(Raw records)
* * *

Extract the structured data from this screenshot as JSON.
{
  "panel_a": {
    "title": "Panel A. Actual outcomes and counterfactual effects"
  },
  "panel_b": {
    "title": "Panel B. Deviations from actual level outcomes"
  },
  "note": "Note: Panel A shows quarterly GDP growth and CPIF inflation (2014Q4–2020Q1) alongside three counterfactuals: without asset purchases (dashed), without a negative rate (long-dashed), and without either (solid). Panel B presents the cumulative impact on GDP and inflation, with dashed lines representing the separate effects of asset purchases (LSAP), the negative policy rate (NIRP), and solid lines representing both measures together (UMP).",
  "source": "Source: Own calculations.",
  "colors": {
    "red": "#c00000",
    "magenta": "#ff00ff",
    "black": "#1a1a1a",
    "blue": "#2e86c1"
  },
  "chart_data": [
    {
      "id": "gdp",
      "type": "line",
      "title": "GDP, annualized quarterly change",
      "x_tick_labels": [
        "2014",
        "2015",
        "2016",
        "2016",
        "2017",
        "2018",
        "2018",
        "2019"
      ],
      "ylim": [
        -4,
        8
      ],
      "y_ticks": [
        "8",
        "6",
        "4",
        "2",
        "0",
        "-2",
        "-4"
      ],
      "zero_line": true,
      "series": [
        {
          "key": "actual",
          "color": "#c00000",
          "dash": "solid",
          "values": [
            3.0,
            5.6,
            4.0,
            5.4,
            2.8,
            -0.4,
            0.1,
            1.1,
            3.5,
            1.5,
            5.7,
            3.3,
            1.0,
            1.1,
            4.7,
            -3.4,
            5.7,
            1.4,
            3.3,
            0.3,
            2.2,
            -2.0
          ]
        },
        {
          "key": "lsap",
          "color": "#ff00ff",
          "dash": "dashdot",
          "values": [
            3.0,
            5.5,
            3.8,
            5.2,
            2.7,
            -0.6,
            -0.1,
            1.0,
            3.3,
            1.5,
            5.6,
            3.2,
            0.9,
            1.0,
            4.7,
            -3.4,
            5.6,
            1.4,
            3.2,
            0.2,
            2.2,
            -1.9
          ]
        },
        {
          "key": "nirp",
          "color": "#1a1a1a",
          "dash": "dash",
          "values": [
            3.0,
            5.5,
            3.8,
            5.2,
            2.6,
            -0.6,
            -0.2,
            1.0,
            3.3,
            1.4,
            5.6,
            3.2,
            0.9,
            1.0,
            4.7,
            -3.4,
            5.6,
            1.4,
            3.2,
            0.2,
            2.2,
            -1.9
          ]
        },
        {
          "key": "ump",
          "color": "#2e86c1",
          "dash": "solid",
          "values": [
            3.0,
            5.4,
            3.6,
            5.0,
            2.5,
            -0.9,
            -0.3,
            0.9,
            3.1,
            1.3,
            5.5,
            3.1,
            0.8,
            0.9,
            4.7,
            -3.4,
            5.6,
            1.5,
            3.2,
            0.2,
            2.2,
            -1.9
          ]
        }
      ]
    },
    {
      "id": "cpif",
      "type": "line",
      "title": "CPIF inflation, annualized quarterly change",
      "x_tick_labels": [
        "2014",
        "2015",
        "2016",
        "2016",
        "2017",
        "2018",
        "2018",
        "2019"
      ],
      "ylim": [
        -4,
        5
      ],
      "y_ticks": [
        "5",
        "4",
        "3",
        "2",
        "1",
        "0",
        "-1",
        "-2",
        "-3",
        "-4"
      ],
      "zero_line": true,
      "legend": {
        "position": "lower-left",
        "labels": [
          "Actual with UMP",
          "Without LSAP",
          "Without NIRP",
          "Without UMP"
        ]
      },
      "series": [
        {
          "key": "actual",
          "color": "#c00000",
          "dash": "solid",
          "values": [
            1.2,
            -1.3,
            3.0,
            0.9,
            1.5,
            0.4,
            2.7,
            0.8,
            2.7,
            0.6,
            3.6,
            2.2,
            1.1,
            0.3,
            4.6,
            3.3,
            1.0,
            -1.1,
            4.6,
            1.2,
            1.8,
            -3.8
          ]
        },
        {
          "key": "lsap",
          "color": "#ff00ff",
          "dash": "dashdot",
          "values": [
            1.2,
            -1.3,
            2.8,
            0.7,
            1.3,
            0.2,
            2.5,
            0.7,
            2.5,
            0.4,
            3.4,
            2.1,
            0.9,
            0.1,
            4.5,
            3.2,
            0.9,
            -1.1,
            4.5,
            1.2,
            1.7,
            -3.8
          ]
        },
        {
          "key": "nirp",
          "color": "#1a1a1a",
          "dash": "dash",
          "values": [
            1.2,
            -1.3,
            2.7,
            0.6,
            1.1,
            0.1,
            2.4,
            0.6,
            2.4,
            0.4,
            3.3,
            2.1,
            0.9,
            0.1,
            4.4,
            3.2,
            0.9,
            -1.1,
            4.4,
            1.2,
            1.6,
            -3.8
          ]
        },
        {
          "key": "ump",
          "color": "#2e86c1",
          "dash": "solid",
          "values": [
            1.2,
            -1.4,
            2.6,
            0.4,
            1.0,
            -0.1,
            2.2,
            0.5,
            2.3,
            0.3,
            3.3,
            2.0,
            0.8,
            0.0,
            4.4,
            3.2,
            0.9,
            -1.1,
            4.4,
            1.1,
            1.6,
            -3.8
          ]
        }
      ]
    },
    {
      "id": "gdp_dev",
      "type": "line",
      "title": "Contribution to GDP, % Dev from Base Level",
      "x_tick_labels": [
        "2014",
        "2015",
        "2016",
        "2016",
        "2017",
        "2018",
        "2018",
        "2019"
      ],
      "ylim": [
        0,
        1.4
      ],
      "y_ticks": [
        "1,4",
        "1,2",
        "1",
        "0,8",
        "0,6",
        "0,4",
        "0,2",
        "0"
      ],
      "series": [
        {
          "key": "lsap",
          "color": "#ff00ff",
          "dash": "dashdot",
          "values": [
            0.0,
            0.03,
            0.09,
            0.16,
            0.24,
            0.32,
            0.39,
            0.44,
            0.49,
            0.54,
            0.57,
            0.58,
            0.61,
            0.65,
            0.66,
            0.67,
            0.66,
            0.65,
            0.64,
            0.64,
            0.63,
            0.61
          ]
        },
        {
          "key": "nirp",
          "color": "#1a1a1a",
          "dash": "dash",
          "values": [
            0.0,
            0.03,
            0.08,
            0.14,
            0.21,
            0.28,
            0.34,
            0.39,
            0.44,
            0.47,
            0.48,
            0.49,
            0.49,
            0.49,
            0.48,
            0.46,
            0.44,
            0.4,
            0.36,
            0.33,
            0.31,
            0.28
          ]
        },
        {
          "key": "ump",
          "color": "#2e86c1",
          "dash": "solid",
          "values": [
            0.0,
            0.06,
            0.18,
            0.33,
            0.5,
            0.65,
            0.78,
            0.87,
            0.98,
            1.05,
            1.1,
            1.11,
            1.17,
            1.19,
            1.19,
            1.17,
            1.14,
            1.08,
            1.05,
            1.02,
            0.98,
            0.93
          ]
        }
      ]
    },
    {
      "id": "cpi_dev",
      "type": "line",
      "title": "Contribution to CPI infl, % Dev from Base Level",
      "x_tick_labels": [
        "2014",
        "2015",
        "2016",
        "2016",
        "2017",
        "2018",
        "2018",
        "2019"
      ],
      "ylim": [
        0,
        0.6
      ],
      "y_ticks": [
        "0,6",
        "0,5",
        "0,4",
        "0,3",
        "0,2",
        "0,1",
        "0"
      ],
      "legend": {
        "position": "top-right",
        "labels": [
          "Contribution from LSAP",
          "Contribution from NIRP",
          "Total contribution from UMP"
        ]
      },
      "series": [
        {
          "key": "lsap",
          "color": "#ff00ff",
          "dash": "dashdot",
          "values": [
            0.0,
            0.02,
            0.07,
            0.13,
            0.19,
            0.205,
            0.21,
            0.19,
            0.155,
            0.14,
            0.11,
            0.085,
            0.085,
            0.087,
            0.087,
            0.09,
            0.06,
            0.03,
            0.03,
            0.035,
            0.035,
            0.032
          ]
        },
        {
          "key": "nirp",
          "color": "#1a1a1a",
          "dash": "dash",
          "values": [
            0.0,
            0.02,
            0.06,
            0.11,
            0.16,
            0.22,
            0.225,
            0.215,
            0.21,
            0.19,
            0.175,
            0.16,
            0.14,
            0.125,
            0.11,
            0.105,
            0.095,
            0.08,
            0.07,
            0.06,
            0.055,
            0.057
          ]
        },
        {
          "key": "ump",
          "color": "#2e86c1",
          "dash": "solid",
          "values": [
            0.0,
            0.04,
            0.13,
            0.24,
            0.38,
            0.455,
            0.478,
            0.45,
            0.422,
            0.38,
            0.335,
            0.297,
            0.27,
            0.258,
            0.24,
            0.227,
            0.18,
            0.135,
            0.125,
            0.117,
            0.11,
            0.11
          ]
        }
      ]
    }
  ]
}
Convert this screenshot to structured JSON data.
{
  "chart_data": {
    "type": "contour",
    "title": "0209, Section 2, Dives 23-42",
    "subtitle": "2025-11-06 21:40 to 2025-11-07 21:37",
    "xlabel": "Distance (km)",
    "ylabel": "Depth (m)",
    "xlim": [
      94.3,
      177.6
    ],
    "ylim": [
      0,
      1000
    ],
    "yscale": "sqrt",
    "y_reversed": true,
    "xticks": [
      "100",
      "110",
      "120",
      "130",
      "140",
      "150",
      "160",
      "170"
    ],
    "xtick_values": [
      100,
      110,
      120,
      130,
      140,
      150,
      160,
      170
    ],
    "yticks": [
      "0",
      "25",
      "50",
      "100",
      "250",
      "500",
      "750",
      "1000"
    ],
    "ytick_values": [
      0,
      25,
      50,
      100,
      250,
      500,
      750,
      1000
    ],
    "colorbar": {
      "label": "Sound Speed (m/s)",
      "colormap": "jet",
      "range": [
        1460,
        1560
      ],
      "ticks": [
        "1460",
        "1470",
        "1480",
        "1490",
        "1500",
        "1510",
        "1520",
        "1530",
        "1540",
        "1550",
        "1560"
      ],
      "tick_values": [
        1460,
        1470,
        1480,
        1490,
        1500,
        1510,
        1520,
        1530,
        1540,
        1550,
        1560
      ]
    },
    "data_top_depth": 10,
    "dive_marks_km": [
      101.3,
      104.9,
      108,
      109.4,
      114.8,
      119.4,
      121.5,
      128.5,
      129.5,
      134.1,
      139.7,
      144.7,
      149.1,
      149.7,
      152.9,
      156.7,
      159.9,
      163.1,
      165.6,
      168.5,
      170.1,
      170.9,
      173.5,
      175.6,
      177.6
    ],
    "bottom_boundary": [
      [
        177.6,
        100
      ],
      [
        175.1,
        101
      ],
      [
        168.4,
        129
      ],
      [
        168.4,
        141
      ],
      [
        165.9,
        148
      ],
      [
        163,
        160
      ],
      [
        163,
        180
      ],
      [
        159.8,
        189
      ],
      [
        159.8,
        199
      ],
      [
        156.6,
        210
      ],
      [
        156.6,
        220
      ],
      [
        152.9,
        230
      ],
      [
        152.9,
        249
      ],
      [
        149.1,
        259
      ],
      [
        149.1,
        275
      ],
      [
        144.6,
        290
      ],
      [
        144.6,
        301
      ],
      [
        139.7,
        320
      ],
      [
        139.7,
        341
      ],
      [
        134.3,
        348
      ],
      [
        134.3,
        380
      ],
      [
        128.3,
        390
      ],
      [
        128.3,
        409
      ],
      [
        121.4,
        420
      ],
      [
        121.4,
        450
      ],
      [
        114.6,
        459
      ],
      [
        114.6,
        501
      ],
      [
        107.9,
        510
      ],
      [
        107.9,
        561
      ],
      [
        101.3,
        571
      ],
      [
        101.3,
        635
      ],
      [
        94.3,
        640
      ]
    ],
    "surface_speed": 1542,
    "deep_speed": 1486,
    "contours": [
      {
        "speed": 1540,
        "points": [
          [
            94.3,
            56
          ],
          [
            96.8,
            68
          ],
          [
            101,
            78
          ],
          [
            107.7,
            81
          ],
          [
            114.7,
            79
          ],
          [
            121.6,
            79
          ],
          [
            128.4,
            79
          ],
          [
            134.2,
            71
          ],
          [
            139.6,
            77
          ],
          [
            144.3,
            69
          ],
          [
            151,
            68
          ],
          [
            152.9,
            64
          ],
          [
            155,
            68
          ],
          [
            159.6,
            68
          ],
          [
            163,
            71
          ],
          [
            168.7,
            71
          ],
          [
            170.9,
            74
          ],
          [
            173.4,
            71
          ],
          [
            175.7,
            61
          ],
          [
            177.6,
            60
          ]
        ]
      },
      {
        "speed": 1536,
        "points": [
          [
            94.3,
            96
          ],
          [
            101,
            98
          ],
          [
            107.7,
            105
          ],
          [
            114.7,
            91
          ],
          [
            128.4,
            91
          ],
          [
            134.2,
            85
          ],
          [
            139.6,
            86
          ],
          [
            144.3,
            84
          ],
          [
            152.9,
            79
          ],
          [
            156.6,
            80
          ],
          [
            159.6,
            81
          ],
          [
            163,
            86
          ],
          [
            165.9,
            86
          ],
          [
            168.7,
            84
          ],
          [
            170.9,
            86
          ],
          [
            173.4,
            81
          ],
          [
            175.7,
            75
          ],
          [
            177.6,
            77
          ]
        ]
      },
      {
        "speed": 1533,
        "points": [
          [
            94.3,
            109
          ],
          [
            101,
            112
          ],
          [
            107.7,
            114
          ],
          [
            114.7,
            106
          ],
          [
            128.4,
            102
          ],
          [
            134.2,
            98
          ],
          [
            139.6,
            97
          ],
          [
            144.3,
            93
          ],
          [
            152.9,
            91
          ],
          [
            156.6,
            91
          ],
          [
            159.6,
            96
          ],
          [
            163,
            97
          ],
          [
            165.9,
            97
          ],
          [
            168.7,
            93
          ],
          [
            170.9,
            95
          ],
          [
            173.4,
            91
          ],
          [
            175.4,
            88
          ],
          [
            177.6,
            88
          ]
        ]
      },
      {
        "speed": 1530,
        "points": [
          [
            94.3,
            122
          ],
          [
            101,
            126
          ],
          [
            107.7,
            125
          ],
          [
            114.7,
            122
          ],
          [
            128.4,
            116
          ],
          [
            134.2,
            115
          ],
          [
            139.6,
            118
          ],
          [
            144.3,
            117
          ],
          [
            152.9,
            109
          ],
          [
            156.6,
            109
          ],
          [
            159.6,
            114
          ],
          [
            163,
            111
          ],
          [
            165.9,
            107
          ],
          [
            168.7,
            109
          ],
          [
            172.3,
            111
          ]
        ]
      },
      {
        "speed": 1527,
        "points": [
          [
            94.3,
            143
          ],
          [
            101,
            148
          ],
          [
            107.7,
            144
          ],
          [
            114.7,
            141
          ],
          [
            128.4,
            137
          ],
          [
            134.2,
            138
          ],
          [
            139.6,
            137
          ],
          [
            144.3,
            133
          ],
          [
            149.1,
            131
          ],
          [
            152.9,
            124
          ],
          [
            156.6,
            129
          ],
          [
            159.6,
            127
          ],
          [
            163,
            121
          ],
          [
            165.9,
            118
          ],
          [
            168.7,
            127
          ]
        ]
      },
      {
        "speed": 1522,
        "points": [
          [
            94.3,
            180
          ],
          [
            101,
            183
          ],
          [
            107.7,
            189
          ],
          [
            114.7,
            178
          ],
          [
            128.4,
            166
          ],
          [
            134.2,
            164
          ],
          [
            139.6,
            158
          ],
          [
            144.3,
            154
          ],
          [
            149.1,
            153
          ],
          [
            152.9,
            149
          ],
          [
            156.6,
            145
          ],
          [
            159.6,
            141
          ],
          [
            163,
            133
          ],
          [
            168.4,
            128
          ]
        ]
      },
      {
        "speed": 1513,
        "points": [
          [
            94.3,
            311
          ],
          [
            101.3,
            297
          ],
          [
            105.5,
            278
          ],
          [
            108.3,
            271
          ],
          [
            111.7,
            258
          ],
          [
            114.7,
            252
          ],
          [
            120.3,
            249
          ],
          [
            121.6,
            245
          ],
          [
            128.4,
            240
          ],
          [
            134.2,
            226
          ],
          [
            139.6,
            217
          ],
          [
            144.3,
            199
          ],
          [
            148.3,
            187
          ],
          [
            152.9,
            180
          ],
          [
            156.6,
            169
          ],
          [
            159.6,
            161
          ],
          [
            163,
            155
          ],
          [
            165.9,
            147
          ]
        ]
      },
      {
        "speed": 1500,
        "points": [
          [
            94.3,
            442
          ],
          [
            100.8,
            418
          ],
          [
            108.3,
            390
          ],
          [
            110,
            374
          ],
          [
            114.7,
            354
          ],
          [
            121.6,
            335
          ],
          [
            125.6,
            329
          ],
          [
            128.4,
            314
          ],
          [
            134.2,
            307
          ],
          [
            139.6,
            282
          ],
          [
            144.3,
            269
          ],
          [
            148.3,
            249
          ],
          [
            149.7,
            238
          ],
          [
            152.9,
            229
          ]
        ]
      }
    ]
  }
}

* * *

**PROBLEM REQUIREMENTS:** Give only the number of lines in the data that include the string "this".

**RESULT:** 2